# GIVEN PASSAGE
=== Section Start ===
The Eye-Opening Truth About The Other 367,000 Babies Who Share The Royal Baby's Birthday

The Eye-Opening Truth About The Other 367,000 Babies Who Share The Royal Baby's Birthday
STEVENAGE, ENGLAND - JUNE 14: Queen Elizabeth II meets newborn babies as she visits a new maternity ward at the Lister Hospital on June 14, 2012 in Stevenage, England. The Queen is on a two day tour of the East Midlands as part of her Diamond Jubilee tour of the country. (Photo by Chris Jackson - WPA Pool/Getty Images)
STEVENAGE, ENGLAND - JUNE 14: Queen Elizabeth II meets newborn babies as she visits a new maternity ward at the Lister Hospital on June 14, 2012 in Stevenage, England. The Queen is on a two day tour of the East Midlands as part of her Diamond Jubilee tour of the country. (Photo by Chris Jackson - WPA Pool/Getty Images)

Despite the fact that we formally rejected the monarchy 237 years ago, there was a lot of attention paid in the U.S. to the birth of a new British royal on Monday. While it's all very exciting that this particular baby was born -- and I do wish him well -- I can't help but wonder about the estimated 367,000 babies born (roughly 4.3 born a second) around the world on the same day the most importantest baby ever came to be. While many of those commoner babies were also born into a world of relative privilege and safety -- though not royal family levels of privilege, by any means -- many of them were not. Many of the babies born Monday are inheriting a world that is dangerous and even deadly, often for reasons that could easily be prevented.

Of the non-royal 367,000 babies born Monday, UNICEF estimates that 24,000 will probably not live to see their fifth birthday. Most of the 24,000 children under five we lose a day around the world die from preventable causes: diarrhea, malaria, neonatal infection, pneumonia, preterm delivery, or lack of oxygen at birth. In fact, diarrhea accounts for 16 percent of deaths of children younger than five, around 760,000 a year. Most of these children would survive if their families had access to clean drinking water. Pneumonia, which kills an estimated 1.2 million children under five a year, could be severely reduced with better sanitation, better access to vaccines, and better access to antibiotics, which only 30 percent of children who have pneumonia around the world have access to. (It's not all bad news! International efforts to implement basic prevention of child death have already reduced the number of small children that die every day by 10,000 since 1990.)

The royal baby can expect to have access to the best education money can buy, of course. The 367,000 babies that share his birthday are facing a much more mixed bag. According to UNICEF, most of them will probably get to go to primary school, but things get a little iffier when we're talking about secondary school. Right now, fewer than half of children of secondary school age are enrolled in a secondary school. Completing high school does a lot of good things for people, including making it easier for them to successfully read a tabloid magazine article about what the royal babies are wearing these days, so having this available for fewer than half of the royal baby's birth peers is something we should worry about.
=== Section End ===
# DATA UNDER STUDY
=== Section Start ===
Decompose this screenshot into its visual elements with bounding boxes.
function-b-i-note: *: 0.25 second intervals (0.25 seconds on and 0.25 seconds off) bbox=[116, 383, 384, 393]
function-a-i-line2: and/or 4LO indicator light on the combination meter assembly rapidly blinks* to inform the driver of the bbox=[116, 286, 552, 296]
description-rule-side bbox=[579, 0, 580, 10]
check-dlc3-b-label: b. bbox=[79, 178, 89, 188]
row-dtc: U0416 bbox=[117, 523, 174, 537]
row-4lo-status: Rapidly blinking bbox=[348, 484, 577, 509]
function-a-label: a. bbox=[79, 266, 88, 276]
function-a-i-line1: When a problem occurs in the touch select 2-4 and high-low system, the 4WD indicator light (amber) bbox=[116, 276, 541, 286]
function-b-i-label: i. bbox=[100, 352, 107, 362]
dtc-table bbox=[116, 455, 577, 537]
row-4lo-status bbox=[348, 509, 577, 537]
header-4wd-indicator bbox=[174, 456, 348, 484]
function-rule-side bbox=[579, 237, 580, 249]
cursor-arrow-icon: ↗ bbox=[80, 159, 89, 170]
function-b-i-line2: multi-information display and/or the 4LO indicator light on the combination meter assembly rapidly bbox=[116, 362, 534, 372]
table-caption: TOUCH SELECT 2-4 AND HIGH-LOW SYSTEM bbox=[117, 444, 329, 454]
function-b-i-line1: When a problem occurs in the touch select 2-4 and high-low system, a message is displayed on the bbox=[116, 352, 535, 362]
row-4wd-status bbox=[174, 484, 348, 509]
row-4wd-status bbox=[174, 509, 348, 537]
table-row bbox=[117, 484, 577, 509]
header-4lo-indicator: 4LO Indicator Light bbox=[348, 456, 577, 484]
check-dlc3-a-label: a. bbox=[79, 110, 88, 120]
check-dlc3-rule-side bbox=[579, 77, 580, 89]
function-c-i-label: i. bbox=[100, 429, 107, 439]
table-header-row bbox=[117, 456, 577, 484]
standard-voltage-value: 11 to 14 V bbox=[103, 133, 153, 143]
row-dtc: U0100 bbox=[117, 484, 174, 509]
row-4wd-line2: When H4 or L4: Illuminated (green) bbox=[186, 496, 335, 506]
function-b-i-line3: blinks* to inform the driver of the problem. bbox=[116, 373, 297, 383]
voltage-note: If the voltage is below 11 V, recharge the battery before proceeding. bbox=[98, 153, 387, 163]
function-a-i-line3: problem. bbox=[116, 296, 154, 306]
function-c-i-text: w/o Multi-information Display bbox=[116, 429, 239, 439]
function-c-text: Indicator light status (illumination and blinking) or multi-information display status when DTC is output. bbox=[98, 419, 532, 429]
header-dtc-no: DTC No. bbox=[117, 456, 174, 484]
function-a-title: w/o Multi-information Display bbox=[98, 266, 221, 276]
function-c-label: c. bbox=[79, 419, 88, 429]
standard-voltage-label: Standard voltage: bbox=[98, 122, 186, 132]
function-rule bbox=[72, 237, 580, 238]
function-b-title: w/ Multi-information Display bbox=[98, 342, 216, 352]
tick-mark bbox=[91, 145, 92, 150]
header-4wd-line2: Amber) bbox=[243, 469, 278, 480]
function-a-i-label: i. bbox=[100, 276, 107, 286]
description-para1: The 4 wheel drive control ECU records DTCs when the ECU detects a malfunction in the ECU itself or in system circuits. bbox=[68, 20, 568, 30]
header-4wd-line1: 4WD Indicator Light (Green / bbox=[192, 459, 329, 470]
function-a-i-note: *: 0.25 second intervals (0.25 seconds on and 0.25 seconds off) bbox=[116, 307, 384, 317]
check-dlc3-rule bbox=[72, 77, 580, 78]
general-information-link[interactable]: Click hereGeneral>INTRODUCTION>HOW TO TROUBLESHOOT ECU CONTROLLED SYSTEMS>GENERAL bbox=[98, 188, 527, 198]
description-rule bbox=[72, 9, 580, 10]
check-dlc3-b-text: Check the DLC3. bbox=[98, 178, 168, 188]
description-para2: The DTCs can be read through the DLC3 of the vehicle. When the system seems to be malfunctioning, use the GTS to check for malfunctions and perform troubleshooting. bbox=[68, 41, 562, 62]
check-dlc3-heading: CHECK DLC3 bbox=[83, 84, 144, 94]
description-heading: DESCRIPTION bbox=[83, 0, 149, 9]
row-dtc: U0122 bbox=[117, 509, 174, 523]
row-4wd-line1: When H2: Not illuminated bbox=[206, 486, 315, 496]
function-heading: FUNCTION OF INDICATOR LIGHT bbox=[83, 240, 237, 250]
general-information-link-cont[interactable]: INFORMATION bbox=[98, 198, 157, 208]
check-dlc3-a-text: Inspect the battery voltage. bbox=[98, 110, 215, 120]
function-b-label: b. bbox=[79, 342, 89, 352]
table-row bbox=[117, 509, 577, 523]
=== Section End ===
# EXERCISE PROMPT
Return, word for word, the stretch of the royal baby article that starts with "Despite the fact" and ends with "easily be prevented.".

# TASK SOLUTION
Despite the fact that we formally rejected the monarchy 237 years ago, there was a lot of attention paid in the U.S. to the birth of a new British royal on Monday. While it's all very exciting that this particular baby was born -- and I do wish him well -- I can't help but wonder about the estimated 367,000 babies born (roughly 4.3 born a second) around the world on the same day the most importantest baby ever came to be. While many of those commoner babies were also born into a world of relative privilege and safety -- though not royal family levels of privilege, by any means -- many of them were not. Many of the babies born Monday are inheriting a world that is dangerous and even deadly, often for reasons that could easily be prevented.